## EXERCISE REQUIREMENTS
Check every line below for the word "Tourists" and copy the ones that have it.

# start of MATERIAL FOR THIS EXERCISE

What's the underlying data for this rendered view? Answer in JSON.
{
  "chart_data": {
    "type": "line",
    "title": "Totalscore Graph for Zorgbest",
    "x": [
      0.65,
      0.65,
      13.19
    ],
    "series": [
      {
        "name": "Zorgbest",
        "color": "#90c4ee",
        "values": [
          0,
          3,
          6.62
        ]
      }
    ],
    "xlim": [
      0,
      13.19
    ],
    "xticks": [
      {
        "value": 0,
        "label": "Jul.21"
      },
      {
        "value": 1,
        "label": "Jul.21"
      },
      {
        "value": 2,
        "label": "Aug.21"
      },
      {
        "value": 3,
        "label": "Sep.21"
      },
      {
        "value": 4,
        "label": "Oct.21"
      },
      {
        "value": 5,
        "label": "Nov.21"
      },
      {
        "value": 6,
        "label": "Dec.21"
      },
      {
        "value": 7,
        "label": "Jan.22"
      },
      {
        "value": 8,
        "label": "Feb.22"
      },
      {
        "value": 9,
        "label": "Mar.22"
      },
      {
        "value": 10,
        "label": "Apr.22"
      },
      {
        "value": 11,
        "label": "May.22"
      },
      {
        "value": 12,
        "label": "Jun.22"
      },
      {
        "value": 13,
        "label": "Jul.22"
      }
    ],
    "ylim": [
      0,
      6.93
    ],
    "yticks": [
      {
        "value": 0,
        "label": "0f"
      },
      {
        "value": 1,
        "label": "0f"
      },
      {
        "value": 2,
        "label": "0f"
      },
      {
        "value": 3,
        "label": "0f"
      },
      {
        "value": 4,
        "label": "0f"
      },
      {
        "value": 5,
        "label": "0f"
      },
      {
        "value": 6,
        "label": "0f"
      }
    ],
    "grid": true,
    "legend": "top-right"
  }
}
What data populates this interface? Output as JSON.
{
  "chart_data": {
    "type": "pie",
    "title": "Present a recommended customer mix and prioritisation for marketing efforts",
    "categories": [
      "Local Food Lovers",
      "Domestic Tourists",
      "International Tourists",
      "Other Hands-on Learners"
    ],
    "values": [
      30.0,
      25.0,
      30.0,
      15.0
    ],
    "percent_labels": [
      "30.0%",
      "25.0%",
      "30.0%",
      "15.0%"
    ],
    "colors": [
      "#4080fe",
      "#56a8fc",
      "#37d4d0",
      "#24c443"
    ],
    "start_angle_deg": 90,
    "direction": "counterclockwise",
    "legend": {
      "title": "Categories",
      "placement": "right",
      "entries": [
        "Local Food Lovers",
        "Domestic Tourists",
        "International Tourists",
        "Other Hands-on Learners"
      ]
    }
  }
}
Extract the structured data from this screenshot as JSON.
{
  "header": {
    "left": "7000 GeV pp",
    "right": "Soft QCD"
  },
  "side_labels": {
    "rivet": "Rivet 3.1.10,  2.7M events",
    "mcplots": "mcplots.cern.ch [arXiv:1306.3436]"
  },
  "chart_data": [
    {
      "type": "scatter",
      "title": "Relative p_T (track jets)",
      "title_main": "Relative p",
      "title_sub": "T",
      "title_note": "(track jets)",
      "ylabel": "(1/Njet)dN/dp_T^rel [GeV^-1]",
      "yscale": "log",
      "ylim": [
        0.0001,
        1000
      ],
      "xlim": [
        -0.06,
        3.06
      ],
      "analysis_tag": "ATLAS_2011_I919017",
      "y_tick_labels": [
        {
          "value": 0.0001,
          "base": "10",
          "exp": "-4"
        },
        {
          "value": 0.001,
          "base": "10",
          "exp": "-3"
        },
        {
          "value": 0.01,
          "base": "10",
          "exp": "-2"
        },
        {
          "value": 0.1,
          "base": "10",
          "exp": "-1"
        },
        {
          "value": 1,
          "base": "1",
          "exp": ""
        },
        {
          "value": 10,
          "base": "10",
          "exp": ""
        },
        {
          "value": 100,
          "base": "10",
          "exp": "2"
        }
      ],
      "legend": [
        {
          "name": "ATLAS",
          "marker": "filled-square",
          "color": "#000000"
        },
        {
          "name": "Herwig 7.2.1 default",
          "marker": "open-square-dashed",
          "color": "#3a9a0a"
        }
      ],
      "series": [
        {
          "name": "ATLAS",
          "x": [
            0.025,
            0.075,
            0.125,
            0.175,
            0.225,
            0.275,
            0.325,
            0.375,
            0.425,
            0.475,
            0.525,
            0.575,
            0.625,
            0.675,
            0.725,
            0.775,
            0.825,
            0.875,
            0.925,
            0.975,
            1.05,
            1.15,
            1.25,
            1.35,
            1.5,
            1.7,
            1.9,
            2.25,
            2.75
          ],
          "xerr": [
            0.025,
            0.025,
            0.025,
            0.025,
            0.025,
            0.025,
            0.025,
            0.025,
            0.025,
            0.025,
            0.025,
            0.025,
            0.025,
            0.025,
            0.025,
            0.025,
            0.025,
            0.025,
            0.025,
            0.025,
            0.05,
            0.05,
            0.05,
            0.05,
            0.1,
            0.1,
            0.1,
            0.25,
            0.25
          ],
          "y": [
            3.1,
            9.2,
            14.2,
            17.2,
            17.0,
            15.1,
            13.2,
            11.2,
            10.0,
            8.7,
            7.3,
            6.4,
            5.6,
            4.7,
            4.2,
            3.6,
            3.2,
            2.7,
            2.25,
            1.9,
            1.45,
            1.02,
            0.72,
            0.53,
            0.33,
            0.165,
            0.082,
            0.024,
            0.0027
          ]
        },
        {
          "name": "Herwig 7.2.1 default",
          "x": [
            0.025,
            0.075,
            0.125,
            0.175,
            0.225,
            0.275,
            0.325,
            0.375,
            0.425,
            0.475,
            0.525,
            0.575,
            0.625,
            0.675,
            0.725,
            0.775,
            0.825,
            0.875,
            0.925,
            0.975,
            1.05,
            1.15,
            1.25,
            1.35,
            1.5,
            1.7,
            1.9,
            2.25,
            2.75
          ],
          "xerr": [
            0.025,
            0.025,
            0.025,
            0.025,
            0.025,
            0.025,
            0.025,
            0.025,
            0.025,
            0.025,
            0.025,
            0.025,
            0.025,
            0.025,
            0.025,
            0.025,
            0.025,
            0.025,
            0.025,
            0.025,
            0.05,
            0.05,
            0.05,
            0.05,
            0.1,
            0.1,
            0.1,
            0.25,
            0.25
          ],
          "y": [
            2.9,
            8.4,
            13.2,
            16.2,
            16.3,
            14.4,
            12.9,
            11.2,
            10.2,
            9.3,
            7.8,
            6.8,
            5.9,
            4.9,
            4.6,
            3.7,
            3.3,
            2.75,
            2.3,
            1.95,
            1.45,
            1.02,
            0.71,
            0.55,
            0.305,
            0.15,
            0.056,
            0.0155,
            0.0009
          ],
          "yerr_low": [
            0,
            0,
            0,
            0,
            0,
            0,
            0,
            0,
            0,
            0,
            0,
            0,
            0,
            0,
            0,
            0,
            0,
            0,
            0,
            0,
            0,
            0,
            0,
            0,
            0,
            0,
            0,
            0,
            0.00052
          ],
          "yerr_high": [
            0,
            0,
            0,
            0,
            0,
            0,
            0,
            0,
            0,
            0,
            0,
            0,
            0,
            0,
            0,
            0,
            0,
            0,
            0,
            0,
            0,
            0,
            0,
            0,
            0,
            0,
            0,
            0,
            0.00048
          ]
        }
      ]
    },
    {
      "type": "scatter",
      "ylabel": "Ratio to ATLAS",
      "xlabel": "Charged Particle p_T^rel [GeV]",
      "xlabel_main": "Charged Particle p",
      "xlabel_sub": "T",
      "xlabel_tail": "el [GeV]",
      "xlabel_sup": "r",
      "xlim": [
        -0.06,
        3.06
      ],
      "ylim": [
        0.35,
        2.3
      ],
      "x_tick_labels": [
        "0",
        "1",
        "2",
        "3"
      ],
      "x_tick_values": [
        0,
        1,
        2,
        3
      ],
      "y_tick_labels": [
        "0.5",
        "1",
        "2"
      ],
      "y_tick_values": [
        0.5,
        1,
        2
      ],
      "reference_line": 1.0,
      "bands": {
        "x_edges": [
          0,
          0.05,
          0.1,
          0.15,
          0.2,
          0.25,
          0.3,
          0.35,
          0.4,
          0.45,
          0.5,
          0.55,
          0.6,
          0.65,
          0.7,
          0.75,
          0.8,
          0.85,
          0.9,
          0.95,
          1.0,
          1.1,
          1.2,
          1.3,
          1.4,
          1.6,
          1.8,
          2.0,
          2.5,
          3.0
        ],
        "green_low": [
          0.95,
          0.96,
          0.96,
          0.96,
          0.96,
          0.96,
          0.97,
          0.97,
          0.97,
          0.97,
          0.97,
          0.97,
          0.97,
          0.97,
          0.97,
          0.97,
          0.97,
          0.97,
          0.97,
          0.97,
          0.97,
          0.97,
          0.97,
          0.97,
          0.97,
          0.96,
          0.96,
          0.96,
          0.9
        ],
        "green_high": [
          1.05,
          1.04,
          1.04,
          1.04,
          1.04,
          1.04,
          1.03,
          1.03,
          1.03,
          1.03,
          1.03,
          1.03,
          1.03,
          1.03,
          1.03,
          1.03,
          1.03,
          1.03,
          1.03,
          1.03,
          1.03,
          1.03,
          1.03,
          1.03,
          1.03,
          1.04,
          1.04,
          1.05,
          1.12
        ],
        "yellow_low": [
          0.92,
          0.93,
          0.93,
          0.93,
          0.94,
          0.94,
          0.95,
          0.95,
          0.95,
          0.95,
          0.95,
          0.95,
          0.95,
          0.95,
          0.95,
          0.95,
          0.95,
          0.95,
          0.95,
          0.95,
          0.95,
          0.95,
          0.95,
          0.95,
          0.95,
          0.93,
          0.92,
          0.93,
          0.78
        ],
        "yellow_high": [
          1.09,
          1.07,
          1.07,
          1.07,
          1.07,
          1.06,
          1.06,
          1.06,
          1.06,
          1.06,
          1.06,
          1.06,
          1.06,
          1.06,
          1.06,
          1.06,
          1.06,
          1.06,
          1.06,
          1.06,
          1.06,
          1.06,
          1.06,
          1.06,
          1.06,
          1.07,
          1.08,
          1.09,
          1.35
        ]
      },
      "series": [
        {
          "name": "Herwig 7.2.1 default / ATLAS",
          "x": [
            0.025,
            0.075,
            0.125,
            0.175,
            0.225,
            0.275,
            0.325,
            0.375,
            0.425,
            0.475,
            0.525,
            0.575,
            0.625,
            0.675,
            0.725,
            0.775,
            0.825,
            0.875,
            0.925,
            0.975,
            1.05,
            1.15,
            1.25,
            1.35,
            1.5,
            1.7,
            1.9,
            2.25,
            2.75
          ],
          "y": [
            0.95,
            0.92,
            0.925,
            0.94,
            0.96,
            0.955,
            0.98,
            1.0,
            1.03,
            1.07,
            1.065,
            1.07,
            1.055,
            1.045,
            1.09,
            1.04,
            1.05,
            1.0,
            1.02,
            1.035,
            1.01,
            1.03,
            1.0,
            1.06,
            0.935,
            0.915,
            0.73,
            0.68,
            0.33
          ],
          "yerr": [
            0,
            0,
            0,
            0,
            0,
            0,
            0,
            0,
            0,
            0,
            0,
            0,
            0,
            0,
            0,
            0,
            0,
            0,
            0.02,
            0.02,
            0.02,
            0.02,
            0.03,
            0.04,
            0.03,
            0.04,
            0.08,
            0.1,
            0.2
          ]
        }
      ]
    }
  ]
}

# end of MATERIAL FOR THIS EXERCISE

## RESPONSE TO THE EXERCISE
      "Domestic Tourists",
      "International Tourists",
        "Domestic Tourists",
        "International Tourists",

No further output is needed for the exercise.